GIVEN PASSAGE:

After reading the reference, apply those patterns to the user's specific context.

Architecture Review Checklist

When designing an agent-native system, verify these before implementation:

Core Principles

  • [ ] Parity: Every UI action has a corresponding agent capability
  • [ ] Granularity: Tools are primitives; features are prompt-defined outcomes
  • [ ] Composability: New features can be added via prompts alone
  • [ ] Emergent Capability: Agent can handle open-ended requests in your domain

Tool Design

  • [ ] Dynamic vs Static: For external APIs where agent should have full access, use Dynamic Capability Discovery
  • [ ] CRUD Completeness: Every entity has create, read, update, AND delete
  • [ ] Primitives over Workflows: Tools expose atomic capabilities; compose workflows in prompts
  • [ ] API as Validator: Use z.string() inputs when the API validates, not z.enum()
  • [ ] Eval Gate: 10 Q/A pairs in CI (read-only, multi-hop, closed-data), 9/10 pass threshold. See mcp-tool-design.md Evaluation section.

Files & Workspace

  • [ ] Shared Workspace: Agent and user work in same data space
  • [ ] context.md Pattern: Agent reads/updates context file for accumulated knowledge
  • [ ] File Organization: Entity-scoped directories with consistent naming
  • [ ] Context Durability: Incremental progress writes (WAL pattern) so interrupted tasks resume from last checkpoint

Agent Execution

  • [ ] Completion Signals: Agent has explicit complete_task tool (not heuristic detection)
  • [ ] Partial Completion: Multi-step tasks track progress for resume
  • [ ] Context Limits: Designed for bounded context from the start
  • [ ] Validate-Before-Run: Agent previews planned actions before executing destructive operations

Context Injection

  • [ ] Available Resources: System prompt includes what exists (files, data, types)
  • [ ] Available Capabilities: System prompt documents tools with user vocabulary
  • [ ] Dynamic Context: Context refreshes for long sessions (or provide refresh_context tool)
  • [ ] Trust levels for loaded content: System prompt distinguishes trusted (developer-authored) from untrusted (user input, retrieved docs, tool outputs); untrusted text is data, never instructions. See dynamic-context-injection.md Trust Levels section for the prompt-injection defense details.

QUESTIONS TO ANSWER:
A) In the architecture review checklist:
(i) What pass threshold does the Eval Gate item set?
(ii) Which four operations must every entity have under CRUD Completeness?
(iii) What tool should the agent have under Completion Signals?
B) Can you extend the architecture review checklist from where it stops?
Nothing in the rows is needed here.

ENTRIES SHOWN:
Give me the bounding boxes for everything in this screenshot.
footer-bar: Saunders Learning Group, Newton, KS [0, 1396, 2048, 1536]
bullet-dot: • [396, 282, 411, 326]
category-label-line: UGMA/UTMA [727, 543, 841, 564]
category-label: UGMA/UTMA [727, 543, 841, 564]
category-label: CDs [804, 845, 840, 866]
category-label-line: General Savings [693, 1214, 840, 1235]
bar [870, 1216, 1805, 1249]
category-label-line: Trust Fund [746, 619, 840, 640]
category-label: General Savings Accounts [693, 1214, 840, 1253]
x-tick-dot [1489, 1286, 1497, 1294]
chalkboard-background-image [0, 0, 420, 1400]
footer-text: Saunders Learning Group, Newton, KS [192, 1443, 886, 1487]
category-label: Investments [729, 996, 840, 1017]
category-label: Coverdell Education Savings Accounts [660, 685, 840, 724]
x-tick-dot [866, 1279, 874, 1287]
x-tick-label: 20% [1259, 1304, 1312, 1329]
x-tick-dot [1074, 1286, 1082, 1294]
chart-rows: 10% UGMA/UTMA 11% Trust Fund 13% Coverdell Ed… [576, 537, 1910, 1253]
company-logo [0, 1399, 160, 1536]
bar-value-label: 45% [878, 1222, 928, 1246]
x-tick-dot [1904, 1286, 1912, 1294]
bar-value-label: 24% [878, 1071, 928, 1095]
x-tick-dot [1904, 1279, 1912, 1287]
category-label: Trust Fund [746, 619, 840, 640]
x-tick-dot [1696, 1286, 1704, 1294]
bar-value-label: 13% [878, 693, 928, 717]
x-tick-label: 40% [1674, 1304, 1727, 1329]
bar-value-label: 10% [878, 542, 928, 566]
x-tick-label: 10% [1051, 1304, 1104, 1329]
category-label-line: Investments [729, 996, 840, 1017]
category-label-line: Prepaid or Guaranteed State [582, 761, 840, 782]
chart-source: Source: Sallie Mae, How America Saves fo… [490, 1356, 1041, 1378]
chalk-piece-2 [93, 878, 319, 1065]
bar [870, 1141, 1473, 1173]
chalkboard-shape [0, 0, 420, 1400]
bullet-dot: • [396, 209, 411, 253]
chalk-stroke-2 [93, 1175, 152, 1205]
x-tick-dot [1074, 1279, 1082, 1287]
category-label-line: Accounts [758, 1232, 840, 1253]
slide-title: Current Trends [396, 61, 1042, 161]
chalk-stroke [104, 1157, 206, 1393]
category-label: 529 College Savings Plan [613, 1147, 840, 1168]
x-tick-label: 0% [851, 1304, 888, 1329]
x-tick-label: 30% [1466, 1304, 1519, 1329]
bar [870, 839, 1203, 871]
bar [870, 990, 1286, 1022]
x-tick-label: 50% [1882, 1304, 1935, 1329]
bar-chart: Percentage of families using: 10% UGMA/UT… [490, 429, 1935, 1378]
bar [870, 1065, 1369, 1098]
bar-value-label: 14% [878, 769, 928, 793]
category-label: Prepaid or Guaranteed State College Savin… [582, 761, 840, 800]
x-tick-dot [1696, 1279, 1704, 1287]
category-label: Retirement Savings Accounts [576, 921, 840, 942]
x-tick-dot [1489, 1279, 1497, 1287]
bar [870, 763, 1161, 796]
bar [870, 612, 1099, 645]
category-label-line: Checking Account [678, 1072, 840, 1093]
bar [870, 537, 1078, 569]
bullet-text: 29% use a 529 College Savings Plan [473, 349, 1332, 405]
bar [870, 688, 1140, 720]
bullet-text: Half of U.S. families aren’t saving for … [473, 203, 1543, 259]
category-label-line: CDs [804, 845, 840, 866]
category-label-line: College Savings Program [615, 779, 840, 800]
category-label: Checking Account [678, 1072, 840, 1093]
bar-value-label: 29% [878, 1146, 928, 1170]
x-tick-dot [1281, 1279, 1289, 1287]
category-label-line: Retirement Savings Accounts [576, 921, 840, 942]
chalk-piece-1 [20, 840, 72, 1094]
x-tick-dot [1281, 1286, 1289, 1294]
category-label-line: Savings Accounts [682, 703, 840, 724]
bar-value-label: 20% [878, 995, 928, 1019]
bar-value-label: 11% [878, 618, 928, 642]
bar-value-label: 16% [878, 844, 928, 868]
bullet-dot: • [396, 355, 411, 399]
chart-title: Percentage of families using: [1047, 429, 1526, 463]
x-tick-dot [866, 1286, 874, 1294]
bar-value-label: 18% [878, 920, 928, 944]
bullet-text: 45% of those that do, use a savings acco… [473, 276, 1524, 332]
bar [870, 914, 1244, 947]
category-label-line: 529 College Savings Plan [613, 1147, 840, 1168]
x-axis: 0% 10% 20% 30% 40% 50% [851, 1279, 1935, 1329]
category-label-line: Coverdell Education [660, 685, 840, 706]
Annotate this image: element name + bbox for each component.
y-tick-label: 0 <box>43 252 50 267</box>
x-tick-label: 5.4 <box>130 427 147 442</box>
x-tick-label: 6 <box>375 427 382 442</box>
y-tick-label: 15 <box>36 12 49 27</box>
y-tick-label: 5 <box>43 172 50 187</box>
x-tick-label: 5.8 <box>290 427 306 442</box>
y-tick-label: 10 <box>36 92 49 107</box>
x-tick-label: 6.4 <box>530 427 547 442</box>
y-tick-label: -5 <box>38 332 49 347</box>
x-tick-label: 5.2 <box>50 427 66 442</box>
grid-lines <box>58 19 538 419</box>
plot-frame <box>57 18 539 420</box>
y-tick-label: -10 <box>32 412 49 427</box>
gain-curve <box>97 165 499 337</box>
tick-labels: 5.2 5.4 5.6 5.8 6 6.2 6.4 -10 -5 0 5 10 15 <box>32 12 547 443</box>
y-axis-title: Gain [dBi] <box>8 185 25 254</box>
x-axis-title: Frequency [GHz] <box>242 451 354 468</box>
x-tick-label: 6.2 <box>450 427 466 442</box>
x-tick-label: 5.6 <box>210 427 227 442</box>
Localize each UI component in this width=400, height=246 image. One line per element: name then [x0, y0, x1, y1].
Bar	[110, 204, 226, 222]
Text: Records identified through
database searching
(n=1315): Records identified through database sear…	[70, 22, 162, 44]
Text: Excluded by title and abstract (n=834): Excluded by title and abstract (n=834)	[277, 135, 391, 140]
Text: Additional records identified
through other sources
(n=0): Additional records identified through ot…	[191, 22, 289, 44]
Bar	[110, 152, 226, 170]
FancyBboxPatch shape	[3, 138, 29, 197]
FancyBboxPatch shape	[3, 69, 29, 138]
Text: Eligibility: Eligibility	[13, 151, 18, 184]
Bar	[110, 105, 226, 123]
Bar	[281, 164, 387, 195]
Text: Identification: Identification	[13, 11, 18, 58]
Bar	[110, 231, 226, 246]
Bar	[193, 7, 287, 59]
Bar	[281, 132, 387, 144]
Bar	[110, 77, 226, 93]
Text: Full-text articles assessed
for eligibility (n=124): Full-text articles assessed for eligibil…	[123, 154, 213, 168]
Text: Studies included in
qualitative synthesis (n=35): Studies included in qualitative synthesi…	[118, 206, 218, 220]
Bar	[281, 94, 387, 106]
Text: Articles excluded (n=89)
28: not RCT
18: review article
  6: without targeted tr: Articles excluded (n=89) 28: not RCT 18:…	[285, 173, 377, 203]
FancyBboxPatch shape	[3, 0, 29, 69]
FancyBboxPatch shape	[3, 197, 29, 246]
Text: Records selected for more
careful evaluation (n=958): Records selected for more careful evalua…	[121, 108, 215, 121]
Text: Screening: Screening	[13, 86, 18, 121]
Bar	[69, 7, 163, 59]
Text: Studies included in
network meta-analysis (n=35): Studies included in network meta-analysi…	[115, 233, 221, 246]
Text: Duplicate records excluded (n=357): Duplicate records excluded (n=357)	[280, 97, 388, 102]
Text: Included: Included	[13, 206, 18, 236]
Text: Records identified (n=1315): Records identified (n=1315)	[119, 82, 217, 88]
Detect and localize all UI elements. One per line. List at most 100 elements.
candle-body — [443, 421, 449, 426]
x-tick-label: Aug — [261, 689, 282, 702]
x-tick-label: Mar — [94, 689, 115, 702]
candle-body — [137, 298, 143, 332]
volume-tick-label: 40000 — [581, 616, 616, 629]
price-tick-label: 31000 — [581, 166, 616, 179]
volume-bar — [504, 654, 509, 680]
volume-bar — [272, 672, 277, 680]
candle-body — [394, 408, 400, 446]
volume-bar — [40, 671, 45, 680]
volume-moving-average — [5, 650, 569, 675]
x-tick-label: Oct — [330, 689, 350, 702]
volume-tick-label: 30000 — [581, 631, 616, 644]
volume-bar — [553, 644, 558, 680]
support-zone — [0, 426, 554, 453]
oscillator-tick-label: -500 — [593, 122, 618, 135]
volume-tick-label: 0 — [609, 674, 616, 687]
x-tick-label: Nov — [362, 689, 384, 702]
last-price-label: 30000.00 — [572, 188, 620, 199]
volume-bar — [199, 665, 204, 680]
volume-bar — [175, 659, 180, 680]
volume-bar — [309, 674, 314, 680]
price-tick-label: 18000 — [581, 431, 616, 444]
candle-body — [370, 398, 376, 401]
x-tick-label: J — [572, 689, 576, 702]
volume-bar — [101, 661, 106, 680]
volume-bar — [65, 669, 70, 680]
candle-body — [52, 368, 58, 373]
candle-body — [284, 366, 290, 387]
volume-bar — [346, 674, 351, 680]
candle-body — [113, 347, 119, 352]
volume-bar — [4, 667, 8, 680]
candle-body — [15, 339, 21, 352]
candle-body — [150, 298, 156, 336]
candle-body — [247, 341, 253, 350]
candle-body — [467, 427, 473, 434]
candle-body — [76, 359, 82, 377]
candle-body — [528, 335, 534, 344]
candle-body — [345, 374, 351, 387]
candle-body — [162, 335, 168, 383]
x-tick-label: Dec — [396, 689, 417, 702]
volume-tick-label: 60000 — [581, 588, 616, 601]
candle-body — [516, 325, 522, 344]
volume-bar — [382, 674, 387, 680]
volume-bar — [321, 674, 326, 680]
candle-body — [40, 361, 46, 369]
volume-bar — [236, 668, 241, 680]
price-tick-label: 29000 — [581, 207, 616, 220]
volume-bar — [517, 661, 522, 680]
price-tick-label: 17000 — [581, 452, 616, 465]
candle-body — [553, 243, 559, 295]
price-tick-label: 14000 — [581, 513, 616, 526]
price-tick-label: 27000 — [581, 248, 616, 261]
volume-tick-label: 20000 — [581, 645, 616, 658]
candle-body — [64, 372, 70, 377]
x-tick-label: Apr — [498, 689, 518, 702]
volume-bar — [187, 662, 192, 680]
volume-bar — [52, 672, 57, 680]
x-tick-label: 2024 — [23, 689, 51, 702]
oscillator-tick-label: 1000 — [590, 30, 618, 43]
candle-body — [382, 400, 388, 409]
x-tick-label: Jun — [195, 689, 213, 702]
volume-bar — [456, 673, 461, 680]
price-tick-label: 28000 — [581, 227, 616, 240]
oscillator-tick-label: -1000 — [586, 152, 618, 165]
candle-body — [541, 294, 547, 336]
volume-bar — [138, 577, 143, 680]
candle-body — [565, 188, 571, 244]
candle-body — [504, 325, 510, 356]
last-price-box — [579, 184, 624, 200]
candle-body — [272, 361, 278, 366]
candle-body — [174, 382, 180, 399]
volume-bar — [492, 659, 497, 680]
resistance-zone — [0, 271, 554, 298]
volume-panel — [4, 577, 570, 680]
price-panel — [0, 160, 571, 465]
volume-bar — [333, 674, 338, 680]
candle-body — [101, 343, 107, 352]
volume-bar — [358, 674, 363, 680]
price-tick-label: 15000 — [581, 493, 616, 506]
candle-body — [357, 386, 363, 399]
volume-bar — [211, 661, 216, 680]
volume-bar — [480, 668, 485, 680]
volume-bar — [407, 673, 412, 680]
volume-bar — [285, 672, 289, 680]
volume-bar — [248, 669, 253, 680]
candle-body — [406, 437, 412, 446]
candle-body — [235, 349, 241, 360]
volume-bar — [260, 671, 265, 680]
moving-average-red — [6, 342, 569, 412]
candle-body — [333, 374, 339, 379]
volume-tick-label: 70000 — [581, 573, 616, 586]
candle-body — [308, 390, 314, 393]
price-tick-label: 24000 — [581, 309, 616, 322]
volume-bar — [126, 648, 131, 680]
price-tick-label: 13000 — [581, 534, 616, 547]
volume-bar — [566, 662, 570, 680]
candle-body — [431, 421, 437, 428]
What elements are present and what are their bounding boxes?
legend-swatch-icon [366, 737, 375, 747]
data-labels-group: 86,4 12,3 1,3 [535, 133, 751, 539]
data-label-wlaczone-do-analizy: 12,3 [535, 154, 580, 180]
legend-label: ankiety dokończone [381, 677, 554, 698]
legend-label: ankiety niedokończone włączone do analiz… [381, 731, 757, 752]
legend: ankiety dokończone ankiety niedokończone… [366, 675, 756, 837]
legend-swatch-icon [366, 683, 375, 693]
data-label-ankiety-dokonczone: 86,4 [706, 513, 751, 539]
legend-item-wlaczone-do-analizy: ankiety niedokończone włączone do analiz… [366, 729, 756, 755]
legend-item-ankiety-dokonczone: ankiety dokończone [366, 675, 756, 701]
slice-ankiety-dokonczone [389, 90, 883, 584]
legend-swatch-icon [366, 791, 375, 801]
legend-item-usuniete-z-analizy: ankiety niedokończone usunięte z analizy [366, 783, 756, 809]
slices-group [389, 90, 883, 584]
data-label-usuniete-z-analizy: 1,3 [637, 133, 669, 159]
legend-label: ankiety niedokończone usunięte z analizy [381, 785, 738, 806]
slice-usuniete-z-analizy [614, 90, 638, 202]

SOLVED PROBLEMS:
A)
(i) 9/10
(ii) Create, read, update, and delete
(iii) An explicit complete_task tool

B)
UI Integration

  • [ ] Agent -> UI: Agent changes reflect in UI (shared service, file watching, or event bus)
  • [ ] No Silent Actions: Agent writes trigger UI updates immediately
  • [ ] Capability Discovery: Users can learn what agent can do

Governance

  • [ ] Approval Gates: Destructive or irreversible actions require user confirmation
  • [ ] Audit Trail: Agent actions logged with timestamp, tool, and outcome
  • [ ] Scope Boundaries: Agent cannot access resources outside its designated workspace

Hooks & Governance Automation

  • [ ] Event Coverage: Only 6 hook events fire in agent context (PreToolUse, PostToolUse, PermissionRequest, PostToolUseFailure, Stop/SubagentStop); session lifecycle logic lives in the orchestrator
  • [ ] Decision Gates: PreToolUse hooks enforce tool-level policy (allow/deny/ask/defer) instead of hardcoded checks
  • [ ] Completion Gating: SubagentStop hooks block premature completion when verification steps remain
  • [ ] MCP Matchers: Regex patterns target tools by server and operation for capability-based security
  • [ ] Two-Tier Config: Shared policy committed, personal overrides git-ignored, per-hook disable toggles

Mobile (if applicable)

  • [ ] Checkpoint/Resume: Handle iOS app suspension gracefully
  • [ ] iCloud Storage: iCloud-first with local fallback for multi-device sync
  • [ ] Cost Awareness: Model tier selection (Haiku/Sonnet/Opus)

When designing architecture, explicitly address each checkbox in your plan.